Jones v. Cincinnati, Selma & Mobile Railroad

89 Ala. 376 | Ala. | 1889

STONE, C. J.

This case comes before us on uncontroverted facts. The appellant delivered to the appellee railway company, at Greensboro, Ala., two boxes and one bundle of household goods, and received therefor a bill of lading, signed by the defendant’s depot-agent, describing the packages, and stating they were consigned to Jim Jones, at Birmingham, Ala., “to be transported by the Cincinnati, Selma & Mobile Bailway Company, and connecting rail, water, or other carriers, until they reach the station or wharf nearest to ultimate destination.” The bill of lading contains the following clause: “It is mutually agreed, in consideration of the rates herein guaranteed, that the liability of each carrier, as to goods destined beyond its own route, shall be terminated by proper delivery of them to the next succeeding carrier.”

The defendant railway company’s line did not extend to Birmingham, but terminated at Akron, a station on the line of the Alabama Great Southern Bailroad Company. Freight shipped to Birmingham from Greensboro, by defendant’s line, passed, at Akron, from its line to that of the Alabama Great Southern, as the connecting railway to Birmingham. It is admitted that the freight reached Akron in safety, and was there delivered to the Alabama Great Southern Bail-*378road Company, to be transported to Birmingham. It never reached the latter place, and was lost to plaintiff.

Muschamp v. Railroad, 8 Mees. & Wels. 421, is a leading case on one feature of the question presented by this record. We followed that case in Mobile & Gir. R. R. Co. v. Copeland, 63 Ala. 219. Our ruling was, that when a railroad company gives a bill of lading for goods to be delivered beyond its own route, and does not, by express agreement, limit its liability to loss or injury suffered on its own line, it thereby binds itself for the safe delivery of the goods at their ultimate destination, whether the injury or loss was suffered on its own line, or on that of another connecting one. And that may be regarded as the general doctrine on the subject, whenever there is no agreement which varies the rule.

• [Problems to work on]
**1)** Summarize the court opinion in two sentences.
**2)** Output the passage of the court opinion between "Muschamp v. Railroad, 8" and "varies the rule.", inclusive.
**3)** Write the next part of the court opinion, picking up after its last sentence.

• [Raw data]

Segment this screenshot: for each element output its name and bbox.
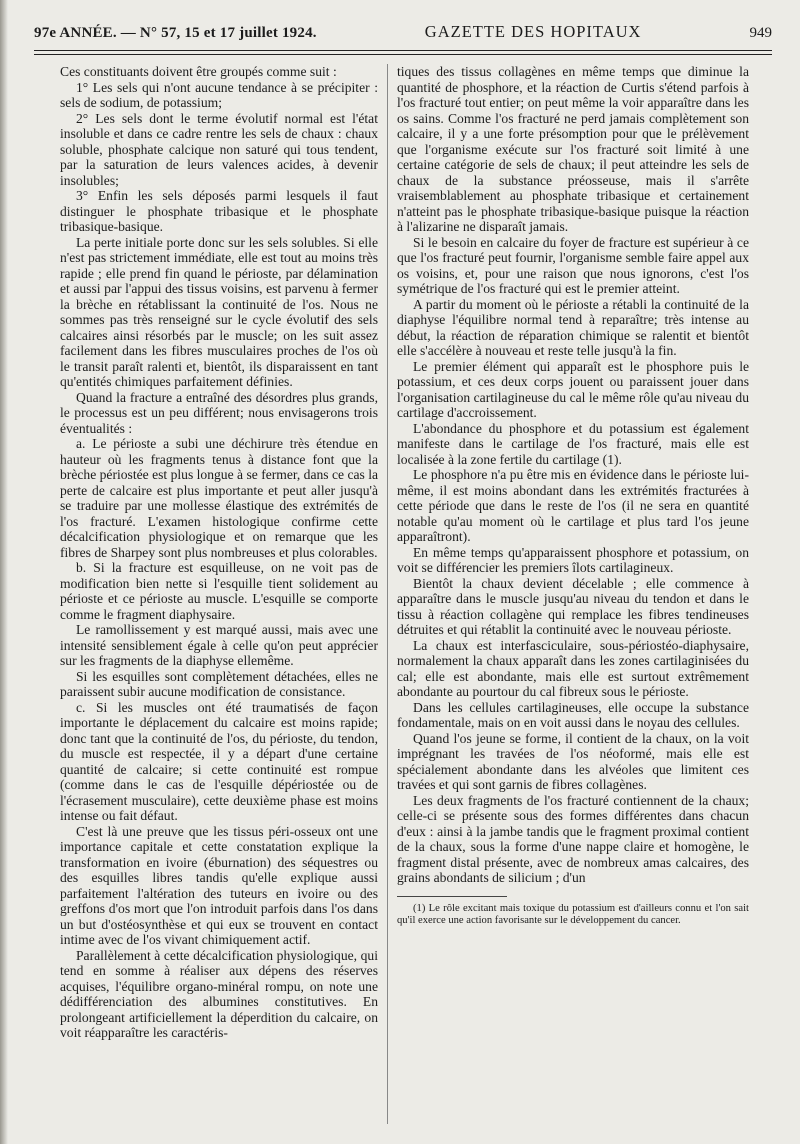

• [Response list]
**1)** A shipper gave household goods bound for Birmingham to the defendant railway at Greensboro under a bill of lading stating that each carrier's liability would end upon proper delivery to the next carrier. The goods safely reached Akron and were handed to the Alabama Great Southern but were lost before reaching Birmingham, and the court notes its earlier ruling that a railroad issuing such a bill without expressly limiting its liability binds itself for safe delivery at the final destination.

**2)**
Muschamp v. Railroad, 8 Mees. & Wels. 421, is a leading case on one feature of the question presented by this record. We followed that case in Mobile & Gir. R. R. Co. v. Copeland, 63 Ala. 219. Our ruling was, that when a railroad company gives a bill of lading for goods to be delivered beyond its own route, and does not, by express agreement, limit its liability to loss or injury suffered on its own line, it thereby binds itself for the safe delivery of the goods at their ultimate destination, whether the injury or loss was suffered on its own line, or on that of another connecting one. And that may be regarded as the general doctrine on the subject, whenever there is no agreement which varies the rule.

**3)**
It has come to be customary, however, for railroads, when goods are received for transportation, which must pass over two or more connecting roads before reaching the place to which they are consigned, to insert a clause similar to the one found in the bill of lading before us — that is, a clause which limits the liability of each connecting road to loss or injury suffered while on its line, and until the goods are safely delivered to the next connecting line. And we have held that, when a bill of lading containing such clause is tendered to the shipper at the time he offers his goods for shipment, and is accepted by him, and the goods shipped, this is a legitimate limitation on the measure of the carrier’s liability, and becomes a part of the contract, binding on each of the contracting parties.—Ala. Gr. So. R. R. Co. v. Thomas, 83 Ala. 343. And the following authorities assert asimilar principle: Steele v. Townsend, 37 Ala. 247; M. & W. R. R. Co. v. Moore, 51 Ala. 394; M. & F. Railway Co. v. Culver, 75 Ala. 587; Ala. Gr. So. R. R. Co. v. Mt. Vernon Co., 84 Ala. 173; L. & N. R. R. Co. v. Sherrod, 84 Ala. 178; Cen. R. R. Co. v. Smitha, 85 Ala. 47.

The principle announced in M. & G. R. R. Co. v. Copeland, supra, together with the right to limit the liability as declared in Ala. Gr. So. R. R. Co. v. Thomas, supra, may be declared to be the general doctrine in the United States, except in a few States which prohibit the limitation by statute. — Hutchinson on Carriers, §§ 151 to 154, inclusive; note to Cole v. Goodwin, 32 Amer. Dec. 495 to 507; note F. & M, Bank v. Champ. Trans. Co., 56 Amer. Dec. 84; R. R. Co. v. Lockwood, 17 Wall. 357; Nutting v. Conn. Riv. R. *379R. Co., 1 Gray, 502; Darling v. Railroad Co., 11 Allen, 295; Pack v. Taylor, 35 Ark. 402; Earnest v. Express Co., 1 Woods, 573; Stewart v. Terre Haute & I. R. Co., 1 McCreary, 312.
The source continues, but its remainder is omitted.